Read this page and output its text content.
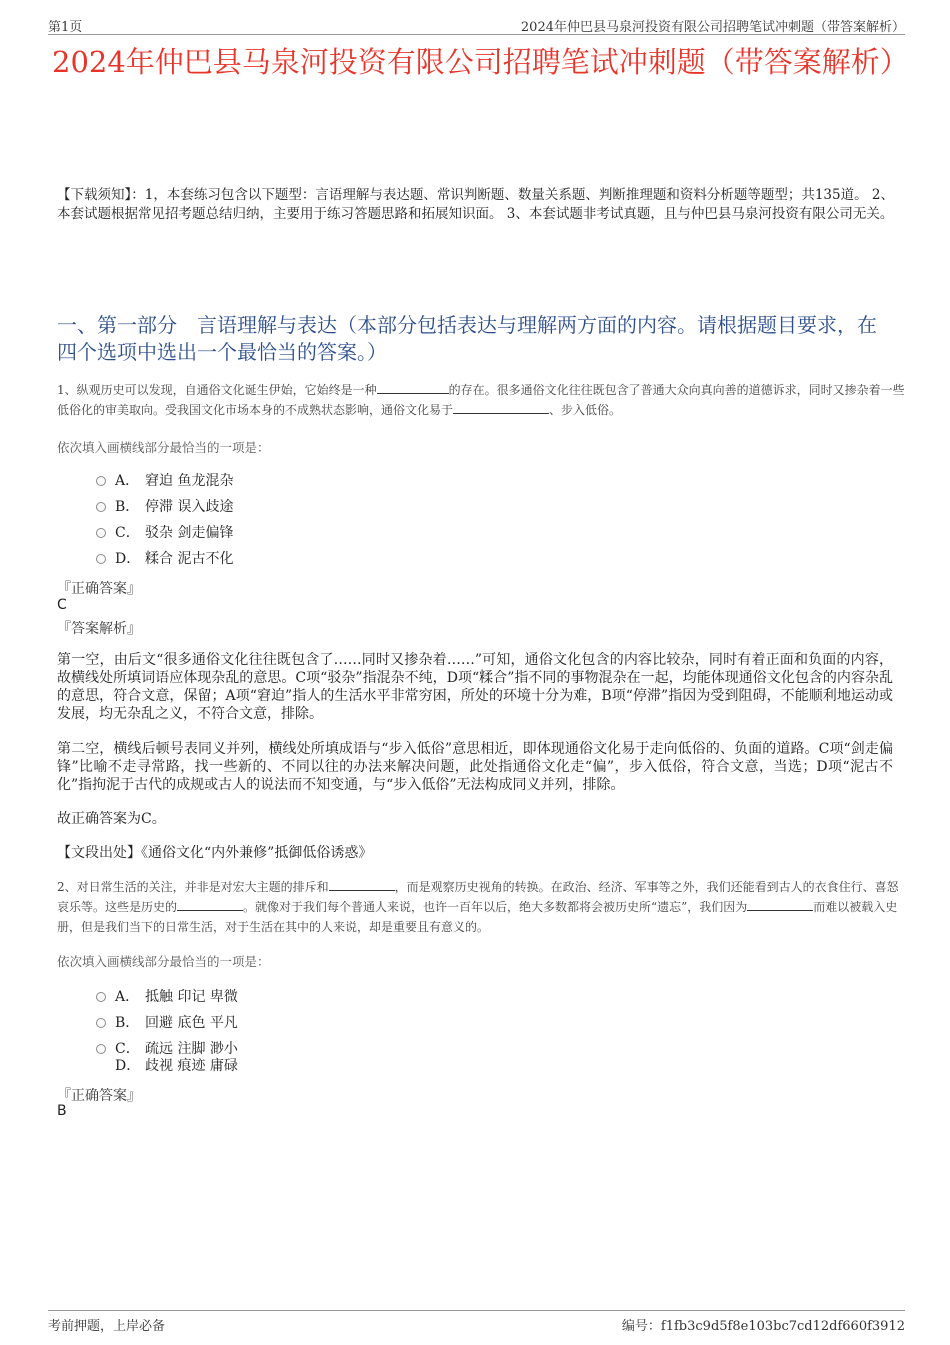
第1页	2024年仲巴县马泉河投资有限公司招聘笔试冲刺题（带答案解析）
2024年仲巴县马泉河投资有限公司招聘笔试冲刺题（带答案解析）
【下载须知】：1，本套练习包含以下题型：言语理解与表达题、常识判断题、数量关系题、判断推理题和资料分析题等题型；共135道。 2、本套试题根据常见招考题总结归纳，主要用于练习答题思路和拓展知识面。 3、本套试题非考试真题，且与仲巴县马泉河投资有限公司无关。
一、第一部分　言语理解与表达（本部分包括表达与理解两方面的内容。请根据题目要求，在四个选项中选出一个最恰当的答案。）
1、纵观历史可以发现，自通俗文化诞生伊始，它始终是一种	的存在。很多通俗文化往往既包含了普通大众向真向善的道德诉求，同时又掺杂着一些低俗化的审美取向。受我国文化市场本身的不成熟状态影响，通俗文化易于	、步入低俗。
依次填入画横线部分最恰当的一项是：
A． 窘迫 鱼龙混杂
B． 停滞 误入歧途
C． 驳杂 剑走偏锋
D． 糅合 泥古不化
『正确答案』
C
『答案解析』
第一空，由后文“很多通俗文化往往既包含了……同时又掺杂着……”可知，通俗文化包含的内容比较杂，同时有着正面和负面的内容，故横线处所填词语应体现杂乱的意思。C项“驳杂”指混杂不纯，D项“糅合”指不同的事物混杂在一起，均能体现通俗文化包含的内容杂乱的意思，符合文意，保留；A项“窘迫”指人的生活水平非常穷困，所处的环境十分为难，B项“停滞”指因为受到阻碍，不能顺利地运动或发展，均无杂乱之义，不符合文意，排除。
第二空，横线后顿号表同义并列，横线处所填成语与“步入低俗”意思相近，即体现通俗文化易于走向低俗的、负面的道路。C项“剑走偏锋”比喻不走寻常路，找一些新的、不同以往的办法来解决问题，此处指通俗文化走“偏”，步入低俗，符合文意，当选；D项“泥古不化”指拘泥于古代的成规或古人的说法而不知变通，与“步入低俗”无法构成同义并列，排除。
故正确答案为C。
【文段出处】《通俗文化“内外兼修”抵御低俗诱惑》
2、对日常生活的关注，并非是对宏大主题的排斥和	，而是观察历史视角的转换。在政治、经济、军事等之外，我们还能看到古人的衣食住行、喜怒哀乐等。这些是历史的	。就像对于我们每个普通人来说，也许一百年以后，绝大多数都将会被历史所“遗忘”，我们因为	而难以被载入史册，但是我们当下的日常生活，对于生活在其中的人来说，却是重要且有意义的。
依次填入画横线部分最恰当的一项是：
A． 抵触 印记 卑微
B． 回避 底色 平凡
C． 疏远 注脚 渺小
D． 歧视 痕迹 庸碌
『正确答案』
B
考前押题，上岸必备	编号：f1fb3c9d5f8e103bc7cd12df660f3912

# # # # #

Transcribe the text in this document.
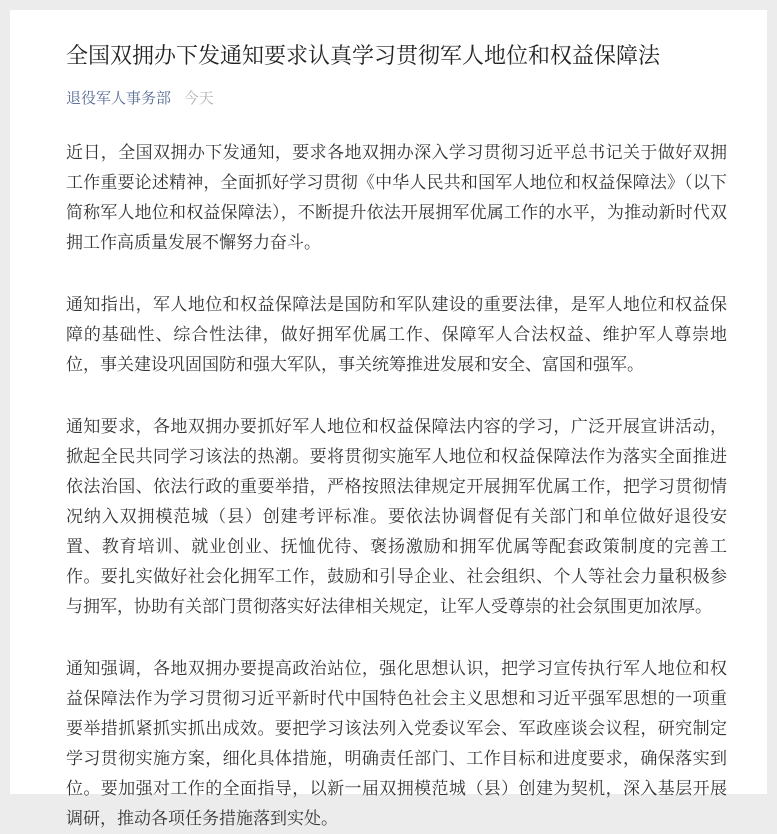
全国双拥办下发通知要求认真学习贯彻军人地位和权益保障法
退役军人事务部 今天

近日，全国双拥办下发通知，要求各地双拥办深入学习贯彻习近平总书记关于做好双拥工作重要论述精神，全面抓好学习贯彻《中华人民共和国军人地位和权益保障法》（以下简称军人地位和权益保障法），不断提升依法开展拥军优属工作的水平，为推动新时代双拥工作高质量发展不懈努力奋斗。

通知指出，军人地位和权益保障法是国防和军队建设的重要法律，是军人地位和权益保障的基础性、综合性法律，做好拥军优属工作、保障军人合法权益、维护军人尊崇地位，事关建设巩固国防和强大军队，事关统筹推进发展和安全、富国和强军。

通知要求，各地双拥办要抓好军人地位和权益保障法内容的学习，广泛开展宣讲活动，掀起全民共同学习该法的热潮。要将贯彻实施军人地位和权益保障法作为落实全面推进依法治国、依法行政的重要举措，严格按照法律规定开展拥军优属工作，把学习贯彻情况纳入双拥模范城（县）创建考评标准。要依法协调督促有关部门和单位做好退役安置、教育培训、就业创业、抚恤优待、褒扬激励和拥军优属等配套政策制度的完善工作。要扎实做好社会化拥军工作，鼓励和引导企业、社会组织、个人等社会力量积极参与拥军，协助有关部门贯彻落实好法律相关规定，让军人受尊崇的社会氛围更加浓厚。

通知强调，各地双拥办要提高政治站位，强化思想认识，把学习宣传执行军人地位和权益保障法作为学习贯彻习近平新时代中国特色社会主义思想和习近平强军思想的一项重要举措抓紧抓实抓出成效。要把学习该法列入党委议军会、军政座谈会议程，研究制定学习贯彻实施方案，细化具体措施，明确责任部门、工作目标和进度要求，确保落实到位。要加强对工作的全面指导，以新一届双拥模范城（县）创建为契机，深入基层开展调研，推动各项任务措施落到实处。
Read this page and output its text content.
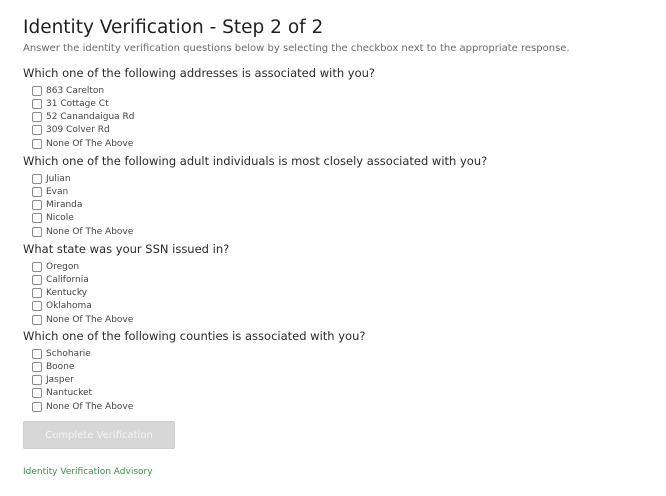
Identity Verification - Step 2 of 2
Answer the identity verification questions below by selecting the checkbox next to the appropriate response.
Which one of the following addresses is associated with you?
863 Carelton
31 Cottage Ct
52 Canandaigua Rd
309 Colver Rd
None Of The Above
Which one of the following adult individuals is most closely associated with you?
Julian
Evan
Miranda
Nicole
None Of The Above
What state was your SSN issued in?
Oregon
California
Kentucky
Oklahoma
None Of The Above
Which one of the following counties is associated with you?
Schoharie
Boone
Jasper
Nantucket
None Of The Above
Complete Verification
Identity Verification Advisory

# # # # #

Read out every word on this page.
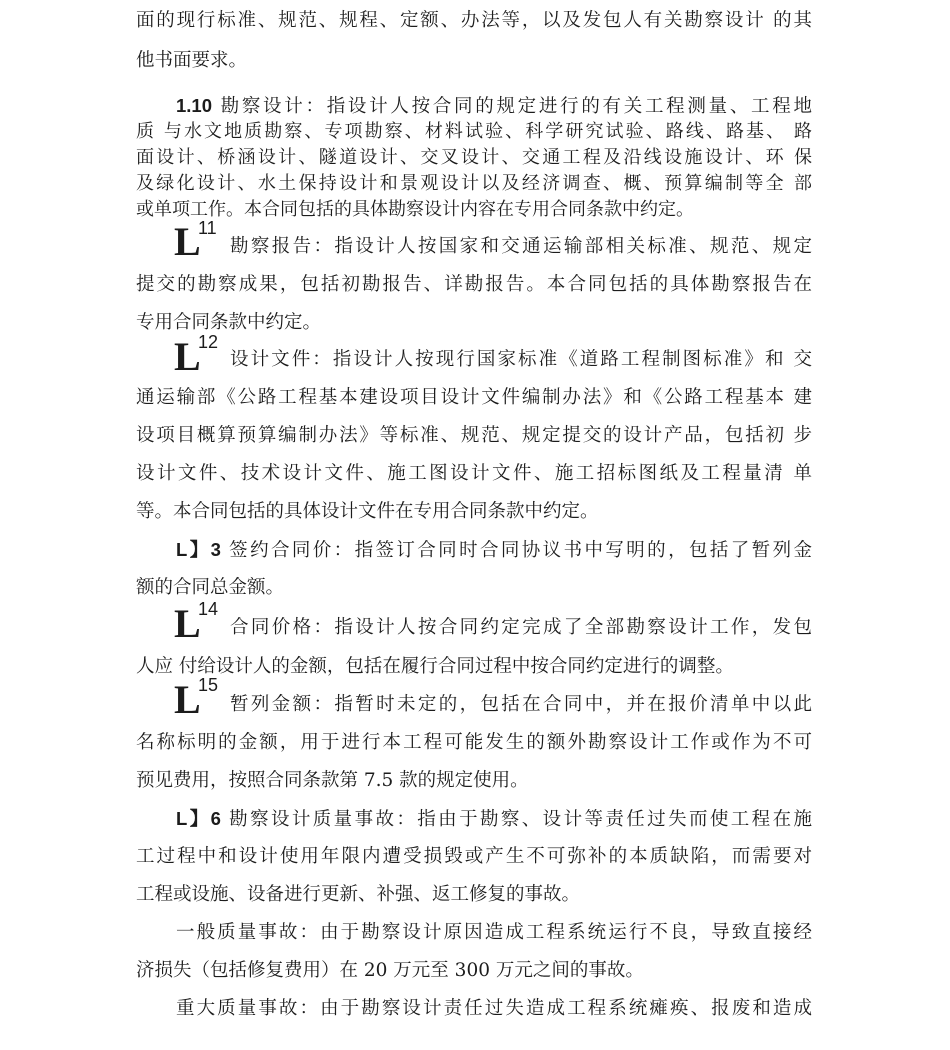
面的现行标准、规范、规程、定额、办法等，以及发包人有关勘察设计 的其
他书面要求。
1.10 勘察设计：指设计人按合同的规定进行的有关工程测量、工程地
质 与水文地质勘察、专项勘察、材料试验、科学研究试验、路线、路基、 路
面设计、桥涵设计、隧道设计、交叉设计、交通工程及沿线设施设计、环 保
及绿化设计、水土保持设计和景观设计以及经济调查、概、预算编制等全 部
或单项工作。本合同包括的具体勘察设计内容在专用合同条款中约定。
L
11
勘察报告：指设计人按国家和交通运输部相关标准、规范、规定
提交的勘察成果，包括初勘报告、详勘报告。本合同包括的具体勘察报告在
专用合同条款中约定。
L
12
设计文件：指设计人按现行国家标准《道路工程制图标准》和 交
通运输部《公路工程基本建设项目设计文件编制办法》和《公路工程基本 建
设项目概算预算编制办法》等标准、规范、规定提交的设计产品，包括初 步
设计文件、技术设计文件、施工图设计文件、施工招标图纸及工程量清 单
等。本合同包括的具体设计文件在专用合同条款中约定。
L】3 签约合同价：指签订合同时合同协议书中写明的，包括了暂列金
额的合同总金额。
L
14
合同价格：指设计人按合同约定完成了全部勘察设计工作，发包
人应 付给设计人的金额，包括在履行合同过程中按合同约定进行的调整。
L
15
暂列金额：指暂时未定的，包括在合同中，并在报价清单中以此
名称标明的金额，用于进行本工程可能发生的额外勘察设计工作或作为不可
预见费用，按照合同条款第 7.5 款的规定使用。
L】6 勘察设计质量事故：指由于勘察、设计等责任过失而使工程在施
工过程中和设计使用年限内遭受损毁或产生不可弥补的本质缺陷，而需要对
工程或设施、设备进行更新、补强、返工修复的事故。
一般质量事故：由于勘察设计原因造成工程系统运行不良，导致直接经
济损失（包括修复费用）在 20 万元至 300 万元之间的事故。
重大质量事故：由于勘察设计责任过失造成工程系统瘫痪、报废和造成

# # # # #

Copy each line in the data that holds the word "following".

Answer below:
Which one of the following addresses is associated with you?
Which one of the following adult individuals is most closely associated with you?
Which one of the following counties is associated with you?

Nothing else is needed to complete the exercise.